To do -> Set each record down exactly, excluding all images.
** Start of Given data **
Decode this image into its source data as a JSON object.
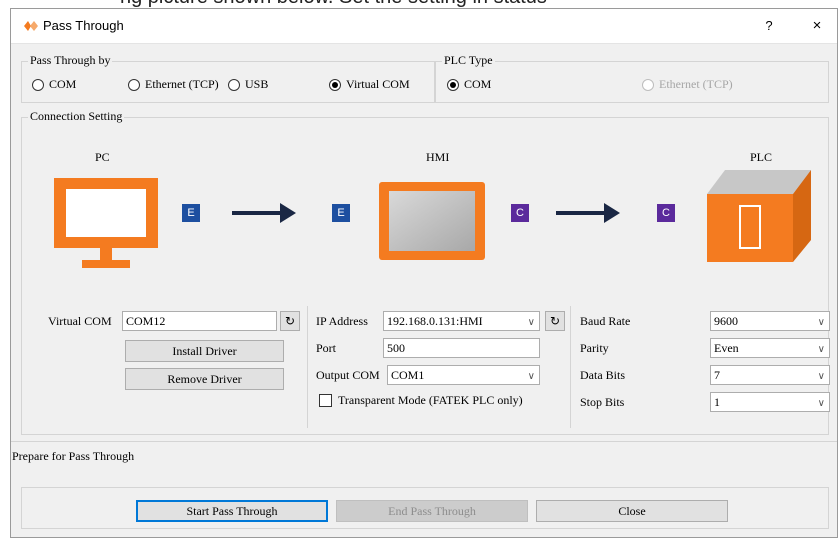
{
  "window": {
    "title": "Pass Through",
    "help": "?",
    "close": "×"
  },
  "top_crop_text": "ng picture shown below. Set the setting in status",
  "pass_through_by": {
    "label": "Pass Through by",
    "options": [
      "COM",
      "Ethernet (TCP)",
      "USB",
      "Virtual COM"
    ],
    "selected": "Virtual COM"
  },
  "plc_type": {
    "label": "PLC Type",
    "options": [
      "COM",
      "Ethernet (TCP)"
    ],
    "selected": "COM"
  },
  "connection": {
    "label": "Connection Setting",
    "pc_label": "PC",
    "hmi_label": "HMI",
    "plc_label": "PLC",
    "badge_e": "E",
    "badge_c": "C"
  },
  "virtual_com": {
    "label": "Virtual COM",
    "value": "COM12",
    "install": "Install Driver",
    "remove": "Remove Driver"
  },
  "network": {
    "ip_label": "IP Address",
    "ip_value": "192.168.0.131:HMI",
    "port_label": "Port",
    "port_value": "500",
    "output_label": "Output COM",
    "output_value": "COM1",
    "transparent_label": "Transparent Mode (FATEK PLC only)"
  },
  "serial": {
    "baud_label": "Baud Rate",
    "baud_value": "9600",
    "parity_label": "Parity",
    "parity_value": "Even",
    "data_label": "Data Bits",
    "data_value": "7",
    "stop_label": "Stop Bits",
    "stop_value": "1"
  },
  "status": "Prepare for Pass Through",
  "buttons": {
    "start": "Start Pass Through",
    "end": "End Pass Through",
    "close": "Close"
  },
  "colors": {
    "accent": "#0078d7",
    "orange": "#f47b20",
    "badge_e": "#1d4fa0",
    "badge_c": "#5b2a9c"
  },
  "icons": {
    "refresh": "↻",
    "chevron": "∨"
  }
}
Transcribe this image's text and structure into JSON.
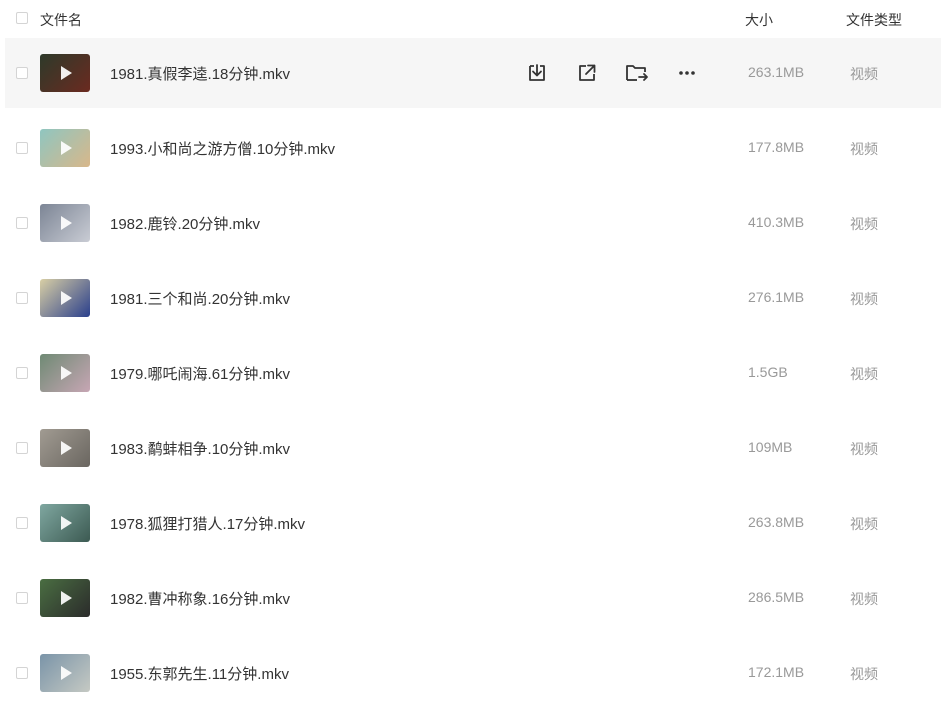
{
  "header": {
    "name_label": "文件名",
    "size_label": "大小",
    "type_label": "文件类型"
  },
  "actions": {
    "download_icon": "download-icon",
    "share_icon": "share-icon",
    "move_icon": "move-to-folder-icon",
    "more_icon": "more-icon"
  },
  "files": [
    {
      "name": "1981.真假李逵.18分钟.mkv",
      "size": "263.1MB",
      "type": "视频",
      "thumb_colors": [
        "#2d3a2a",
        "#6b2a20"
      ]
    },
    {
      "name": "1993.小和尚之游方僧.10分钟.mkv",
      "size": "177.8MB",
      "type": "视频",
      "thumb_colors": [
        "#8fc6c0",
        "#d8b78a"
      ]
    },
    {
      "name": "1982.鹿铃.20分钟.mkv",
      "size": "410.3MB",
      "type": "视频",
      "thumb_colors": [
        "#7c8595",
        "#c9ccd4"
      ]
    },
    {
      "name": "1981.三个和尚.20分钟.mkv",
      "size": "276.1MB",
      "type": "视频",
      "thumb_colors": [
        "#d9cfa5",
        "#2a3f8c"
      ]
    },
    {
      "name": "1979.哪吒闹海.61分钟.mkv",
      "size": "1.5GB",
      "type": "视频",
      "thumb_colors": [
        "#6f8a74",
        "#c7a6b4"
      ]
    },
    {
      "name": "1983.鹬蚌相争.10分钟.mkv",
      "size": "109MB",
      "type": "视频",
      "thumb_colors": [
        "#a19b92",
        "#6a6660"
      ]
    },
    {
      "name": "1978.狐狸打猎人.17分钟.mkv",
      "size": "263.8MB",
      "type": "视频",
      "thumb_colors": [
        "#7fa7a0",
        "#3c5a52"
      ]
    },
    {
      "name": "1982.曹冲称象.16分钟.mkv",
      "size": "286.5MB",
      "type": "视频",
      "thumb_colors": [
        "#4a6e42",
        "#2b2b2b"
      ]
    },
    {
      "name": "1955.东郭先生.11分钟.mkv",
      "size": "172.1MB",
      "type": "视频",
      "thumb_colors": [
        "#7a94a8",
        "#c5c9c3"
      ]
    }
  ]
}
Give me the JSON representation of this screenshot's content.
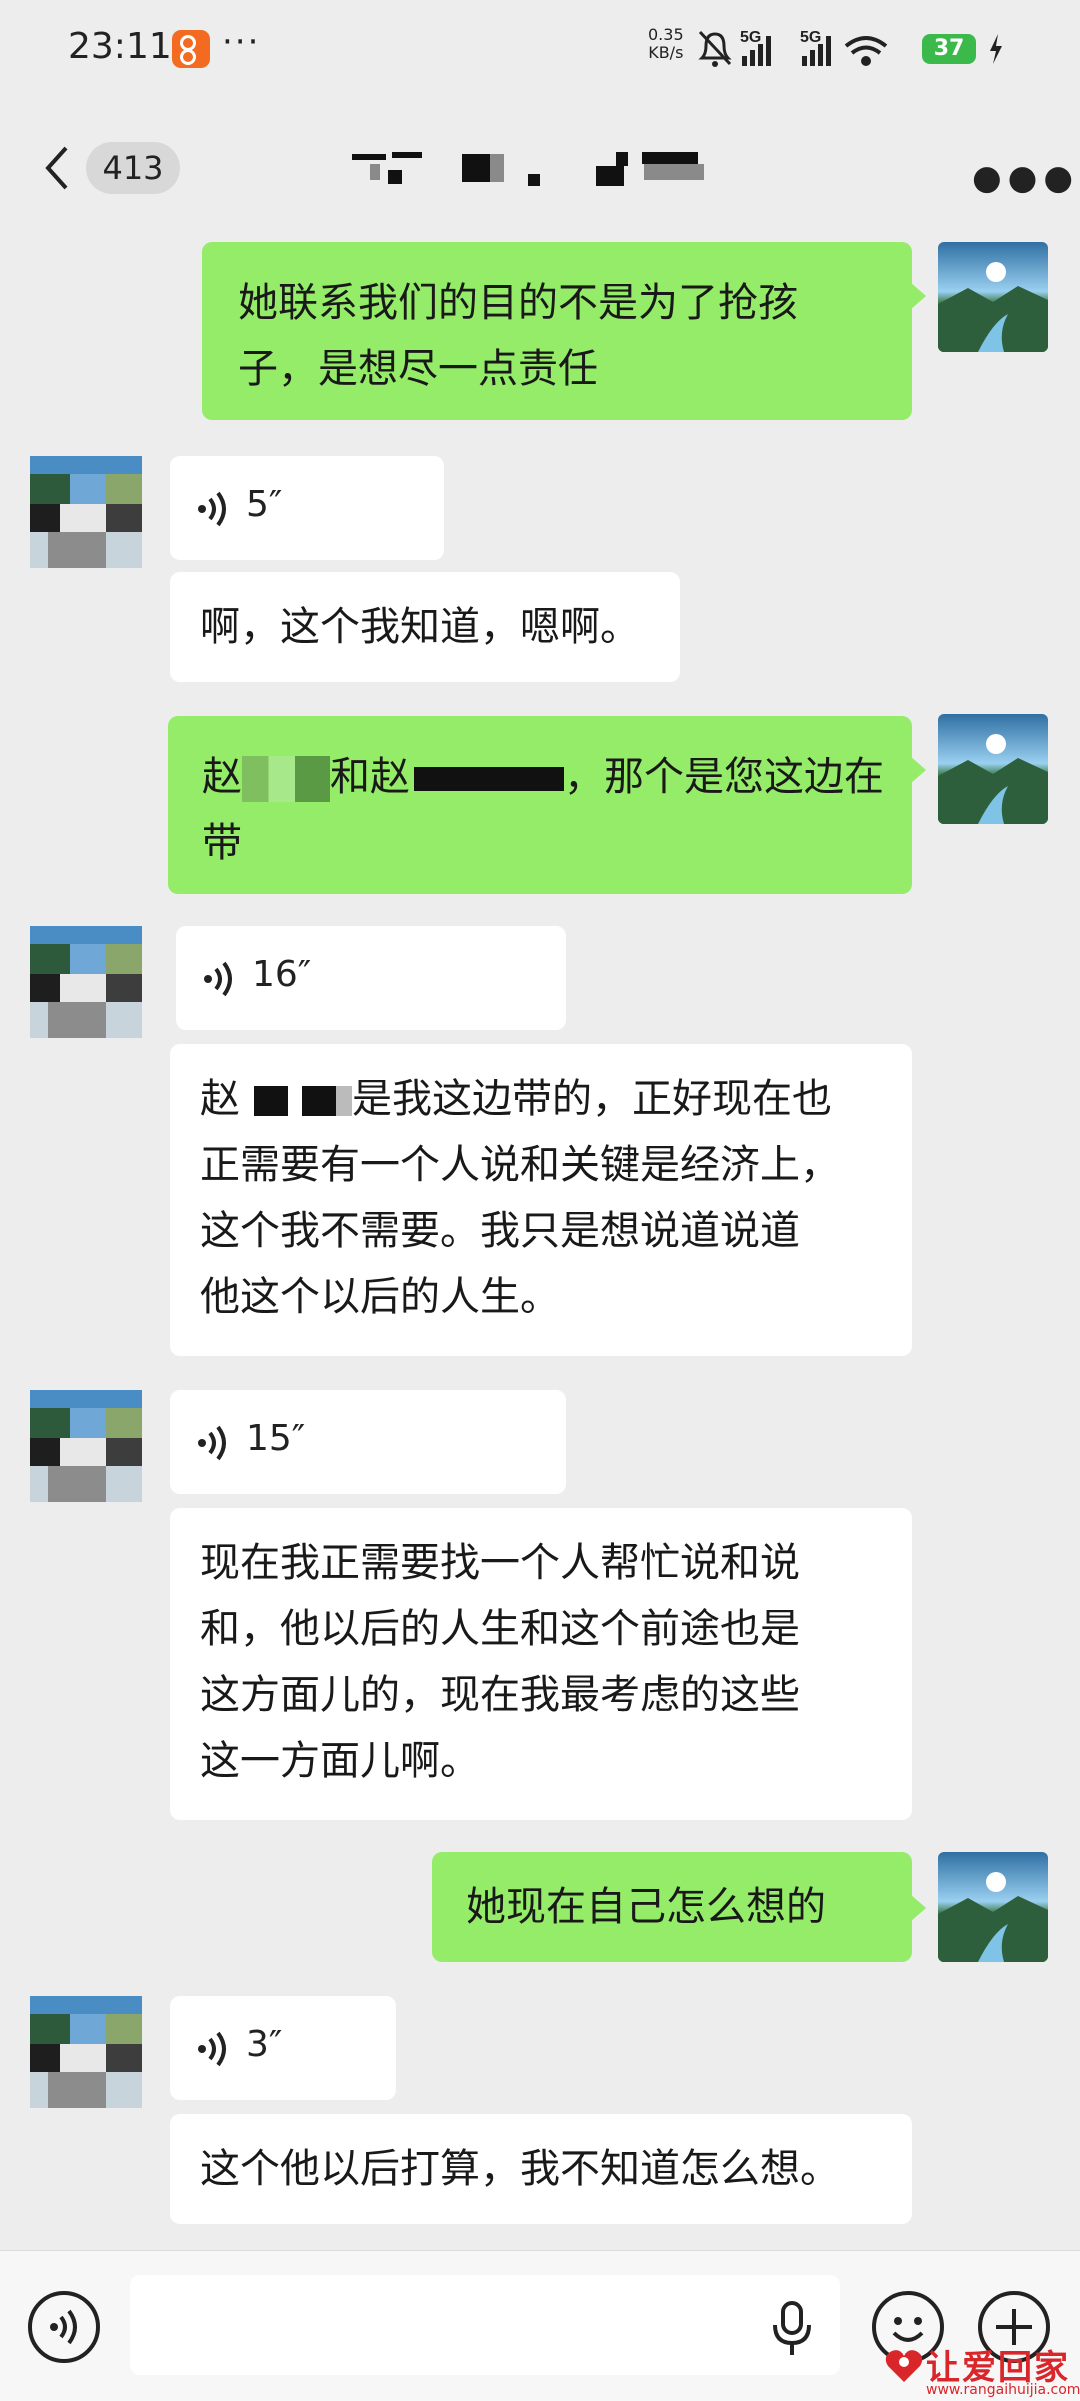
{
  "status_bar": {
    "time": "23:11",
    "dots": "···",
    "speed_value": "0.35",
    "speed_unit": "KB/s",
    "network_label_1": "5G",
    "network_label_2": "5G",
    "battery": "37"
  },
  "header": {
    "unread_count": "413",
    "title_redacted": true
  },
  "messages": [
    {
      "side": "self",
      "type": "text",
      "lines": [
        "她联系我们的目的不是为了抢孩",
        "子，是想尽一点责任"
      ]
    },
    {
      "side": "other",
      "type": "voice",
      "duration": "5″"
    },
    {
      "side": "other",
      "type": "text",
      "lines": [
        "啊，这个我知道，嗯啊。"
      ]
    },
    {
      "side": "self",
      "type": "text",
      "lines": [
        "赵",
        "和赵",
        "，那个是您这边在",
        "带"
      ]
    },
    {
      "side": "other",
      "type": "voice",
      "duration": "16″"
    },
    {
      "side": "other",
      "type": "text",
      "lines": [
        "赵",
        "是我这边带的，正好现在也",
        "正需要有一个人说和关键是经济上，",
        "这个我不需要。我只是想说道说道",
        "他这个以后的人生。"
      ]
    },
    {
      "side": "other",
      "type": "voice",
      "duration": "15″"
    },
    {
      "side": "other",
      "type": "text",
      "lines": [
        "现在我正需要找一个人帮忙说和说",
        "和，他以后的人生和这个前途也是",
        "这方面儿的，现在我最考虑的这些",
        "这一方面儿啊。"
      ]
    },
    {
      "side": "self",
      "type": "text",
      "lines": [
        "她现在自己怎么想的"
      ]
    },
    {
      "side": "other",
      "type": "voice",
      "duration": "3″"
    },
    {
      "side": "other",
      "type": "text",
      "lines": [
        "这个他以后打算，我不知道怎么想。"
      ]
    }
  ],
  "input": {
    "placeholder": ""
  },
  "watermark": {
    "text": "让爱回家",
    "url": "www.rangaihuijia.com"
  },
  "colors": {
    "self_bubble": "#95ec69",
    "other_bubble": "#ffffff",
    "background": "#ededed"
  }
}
** End of Given data **
The solution ->
Decode this image into its source data as a JSON object.
{
  "window": {
    "title": "Pass Through",
    "help": "?",
    "close": "×"
  },
  "top_crop_text": "ng picture shown below. Set the setting in status",
  "pass_through_by": {
    "label": "Pass Through by",
    "options": [
      "COM",
      "Ethernet (TCP)",
      "USB",
      "Virtual COM"
    ],
    "selected": "Virtual COM"
  },
  "plc_type": {
    "label": "PLC Type",
    "options": [
      "COM",
      "Ethernet (TCP)"
    ],
    "selected": "COM"
  },
  "connection": {
    "label": "Connection Setting",
    "pc_label": "PC",
    "hmi_label": "HMI",
    "plc_label": "PLC",
    "badge_e": "E",
    "badge_c": "C"
  },
  "virtual_com": {
    "label": "Virtual COM",
    "value": "COM12",
    "install": "Install Driver",
    "remove": "Remove Driver"
  },
  "network": {
    "ip_label": "IP Address",
    "ip_value": "192.168.0.131:HMI",
    "port_label": "Port",
    "port_value": "500",
    "output_label": "Output COM",
    "output_value": "COM1",
    "transparent_label": "Transparent Mode (FATEK PLC only)"
  },
  "serial": {
    "baud_label": "Baud Rate",
    "baud_value": "9600",
    "parity_label": "Parity",
    "parity_value": "Even",
    "data_label": "Data Bits",
    "data_value": "7",
    "stop_label": "Stop Bits",
    "stop_value": "1"
  },
  "status": "Prepare for Pass Through",
  "buttons": {
    "start": "Start Pass Through",
    "end": "End Pass Through",
    "close": "Close"
  },
  "colors": {
    "accent": "#0078d7",
    "orange": "#f47b20",
    "badge_e": "#1d4fa0",
    "badge_c": "#5b2a9c"
  },
  "icons": {
    "refresh": "↻",
    "chevron": "∨"
  }
}
Transcribe this image's text and structure into JSON.
{
  "header": {
    "name_label": "文件名",
    "size_label": "大小",
    "type_label": "文件类型"
  },
  "actions": {
    "download_icon": "download-icon",
    "share_icon": "share-icon",
    "move_icon": "move-to-folder-icon",
    "more_icon": "more-icon"
  },
  "files": [
    {
      "name": "1981.真假李逵.18分钟.mkv",
      "size": "263.1MB",
      "type": "视频",
      "thumb_colors": [
        "#2d3a2a",
        "#6b2a20"
      ]
    },
    {
      "name": "1993.小和尚之游方僧.10分钟.mkv",
      "size": "177.8MB",
      "type": "视频",
      "thumb_colors": [
        "#8fc6c0",
        "#d8b78a"
      ]
    },
    {
      "name": "1982.鹿铃.20分钟.mkv",
      "size": "410.3MB",
      "type": "视频",
      "thumb_colors": [
        "#7c8595",
        "#c9ccd4"
      ]
    },
    {
      "name": "1981.三个和尚.20分钟.mkv",
      "size": "276.1MB",
      "type": "视频",
      "thumb_colors": [
        "#d9cfa5",
        "#2a3f8c"
      ]
    },
    {
      "name": "1979.哪吒闹海.61分钟.mkv",
      "size": "1.5GB",
      "type": "视频",
      "thumb_colors": [
        "#6f8a74",
        "#c7a6b4"
      ]
    },
    {
      "name": "1983.鹬蚌相争.10分钟.mkv",
      "size": "109MB",
      "type": "视频",
      "thumb_colors": [
        "#a19b92",
        "#6a6660"
      ]
    },
    {
      "name": "1978.狐狸打猎人.17分钟.mkv",
      "size": "263.8MB",
      "type": "视频",
      "thumb_colors": [
        "#7fa7a0",
        "#3c5a52"
      ]
    },
    {
      "name": "1982.曹冲称象.16分钟.mkv",
      "size": "286.5MB",
      "type": "视频",
      "thumb_colors": [
        "#4a6e42",
        "#2b2b2b"
      ]
    },
    {
      "name": "1955.东郭先生.11分钟.mkv",
      "size": "172.1MB",
      "type": "视频",
      "thumb_colors": [
        "#7a94a8",
        "#c5c9c3"
      ]
    }
  ]
}
Give me the JSON representation of this screenshot's content.
{
  "status_bar": {
    "time": "23:11",
    "dots": "···",
    "speed_value": "0.35",
    "speed_unit": "KB/s",
    "network_label_1": "5G",
    "network_label_2": "5G",
    "battery": "37"
  },
  "header": {
    "unread_count": "413",
    "title_redacted": true
  },
  "messages": [
    {
      "side": "self",
      "type": "text",
      "lines": [
        "她联系我们的目的不是为了抢孩",
        "子，是想尽一点责任"
      ]
    },
    {
      "side": "other",
      "type": "voice",
      "duration": "5″"
    },
    {
      "side": "other",
      "type": "text",
      "lines": [
        "啊，这个我知道，嗯啊。"
      ]
    },
    {
      "side": "self",
      "type": "text",
      "lines": [
        "赵",
        "和赵",
        "，那个是您这边在",
        "带"
      ]
    },
    {
      "side": "other",
      "type": "voice",
      "duration": "16″"
    },
    {
      "side": "other",
      "type": "text",
      "lines": [
        "赵",
        "是我这边带的，正好现在也",
        "正需要有一个人说和关键是经济上，",
        "这个我不需要。我只是想说道说道",
        "他这个以后的人生。"
      ]
    },
    {
      "side": "other",
      "type": "voice",
      "duration": "15″"
    },
    {
      "side": "other",
      "type": "text",
      "lines": [
        "现在我正需要找一个人帮忙说和说",
        "和，他以后的人生和这个前途也是",
        "这方面儿的，现在我最考虑的这些",
        "这一方面儿啊。"
      ]
    },
    {
      "side": "self",
      "type": "text",
      "lines": [
        "她现在自己怎么想的"
      ]
    },
    {
      "side": "other",
      "type": "voice",
      "duration": "3″"
    },
    {
      "side": "other",
      "type": "text",
      "lines": [
        "这个他以后打算，我不知道怎么想。"
      ]
    }
  ],
  "input": {
    "placeholder": ""
  },
  "watermark": {
    "text": "让爱回家",
    "url": "www.rangaihuijia.com"
  },
  "colors": {
    "self_bubble": "#95ec69",
    "other_bubble": "#ffffff",
    "background": "#ededed"
  }
}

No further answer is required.